§ **Task objective**
Where a line in the listing below contains the word "when", copy that line.

------------------------------------

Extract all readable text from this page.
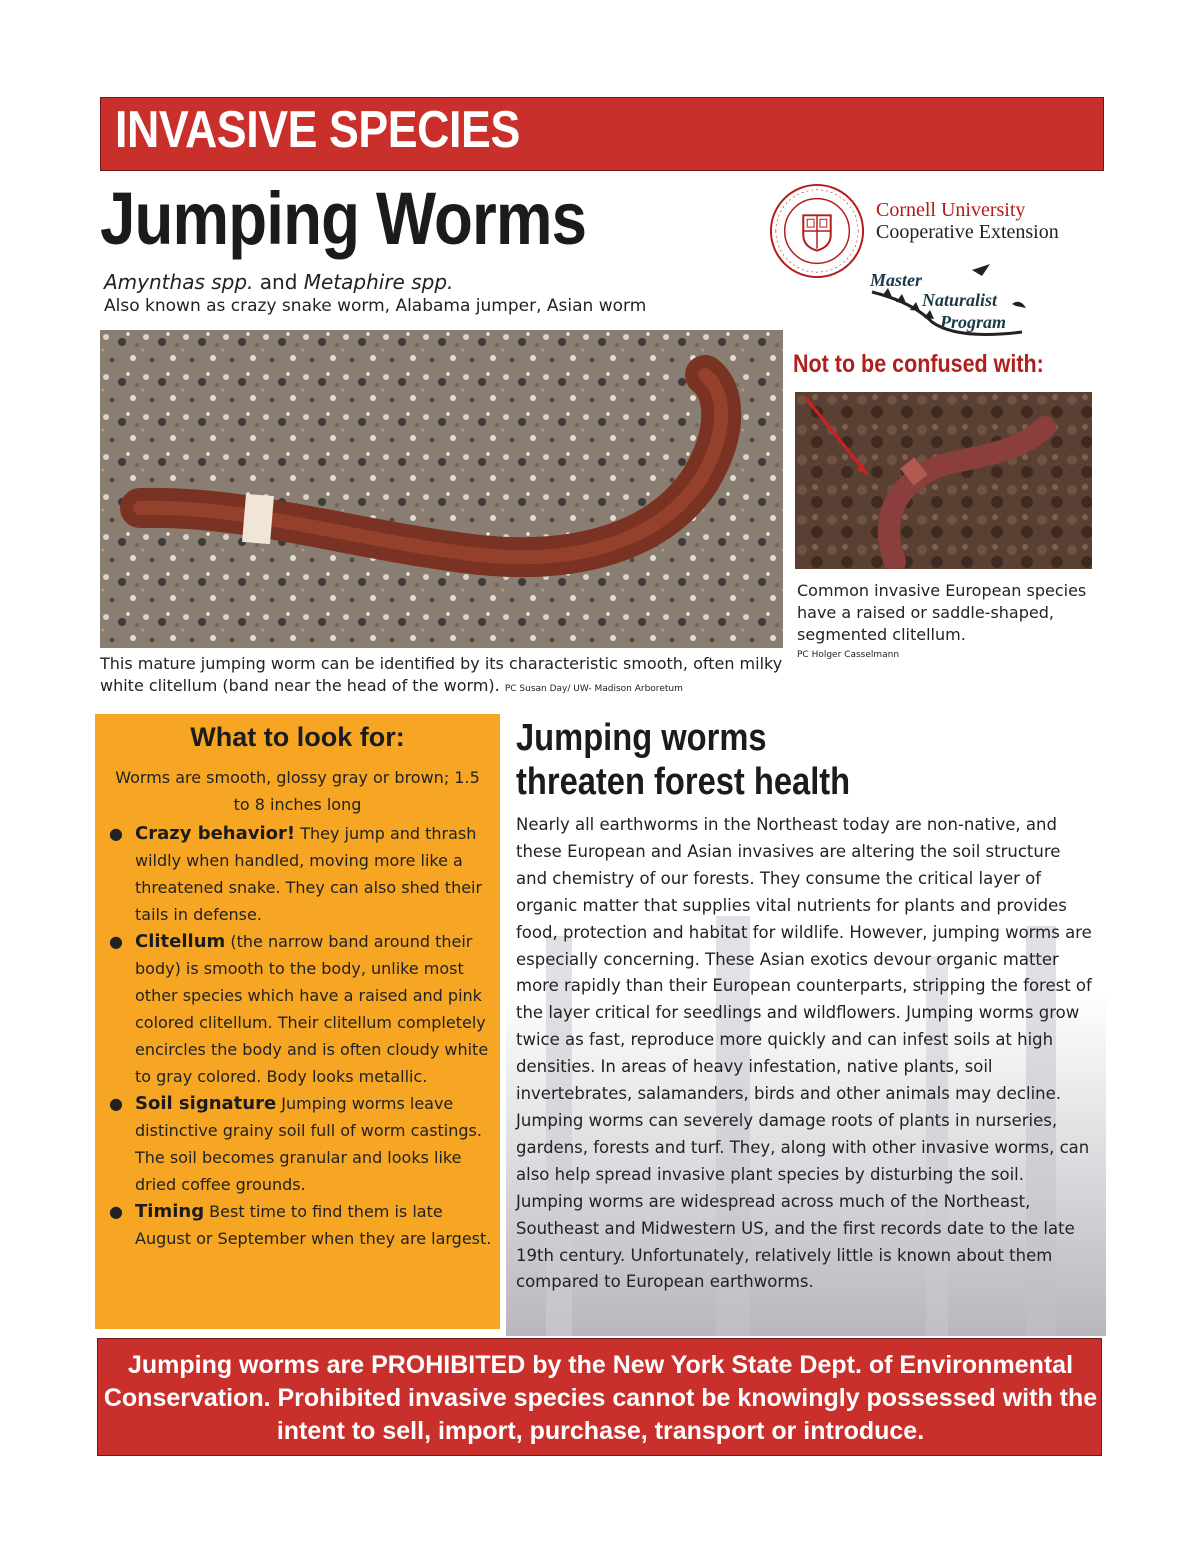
INVASIVE SPECIES
Jumping Worms
Amynthas spp. and Metaphire spp.
Also known as crazy snake worm, Alabama jumper, Asian worm
Cornell University
Cooperative Extension
Master
Naturalist
Program
This mature jumping worm can be identified by its characteristic smooth, often milky white clitellum (band near the head of the worm). PC Susan Day/ UW- Madison Arboretum
Not to be confused with:
Common invasive European species have a raised or saddle-shaped, segmented clitellum.
PC Holger Casselmann
What to look for:
Worms are smooth, glossy gray or brown; 1.5 to 8 inches long
● Crazy behavior! They jump and thrash wildly when handled, moving more like a threatened snake. They can also shed their tails in defense.
● Clitellum (the narrow band around their body) is smooth to the body, unlike most other species which have a raised and pink colored clitellum. Their clitellum completely encircles the body and is often cloudy white to gray colored. Body looks metallic.
● Soil signature Jumping worms leave distinctive grainy soil full of worm castings. The soil becomes granular and looks like dried coffee grounds.
● Timing Best time to find them is late August or September when they are largest.
Jumping worms
threaten forest health
Nearly all earthworms in the Northeast today are non-native, and these European and Asian invasives are altering the soil structure and chemistry of our forests. They consume the critical layer of organic matter that supplies vital nutrients for plants and provides food, protection and habitat for wildlife. However, jumping worms are especially concerning. These Asian exotics devour organic matter more rapidly than their European counterparts, stripping the forest of the layer critical for seedlings and wildflowers. Jumping worms grow twice as fast, reproduce more quickly and can infest soils at high densities. In areas of heavy infestation, native plants, soil invertebrates, salamanders, birds and other animals may decline. Jumping worms can severely damage roots of plants in nurseries, gardens, forests and turf. They, along with other invasive worms, can also help spread invasive plant species by disturbing the soil. Jumping worms are widespread across much of the Northeast, Southeast and Midwestern US, and the first records date to the late 19th century. Unfortunately, relatively little is known about them compared to European earthworms.
Jumping worms are PROHIBITED by the New York State Dept. of Environmental Conservation. Prohibited invasive species cannot be knowingly possessed with the intent to sell, import, purchase, transport or introduce.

------------------------------------

§ **Answer for this exercise**
● Crazy behavior! They jump and thrash wildly when handled, moving more like a threatened snake. They can also shed their tails in defense.
● Timing Best time to find them is late August or September when they are largest.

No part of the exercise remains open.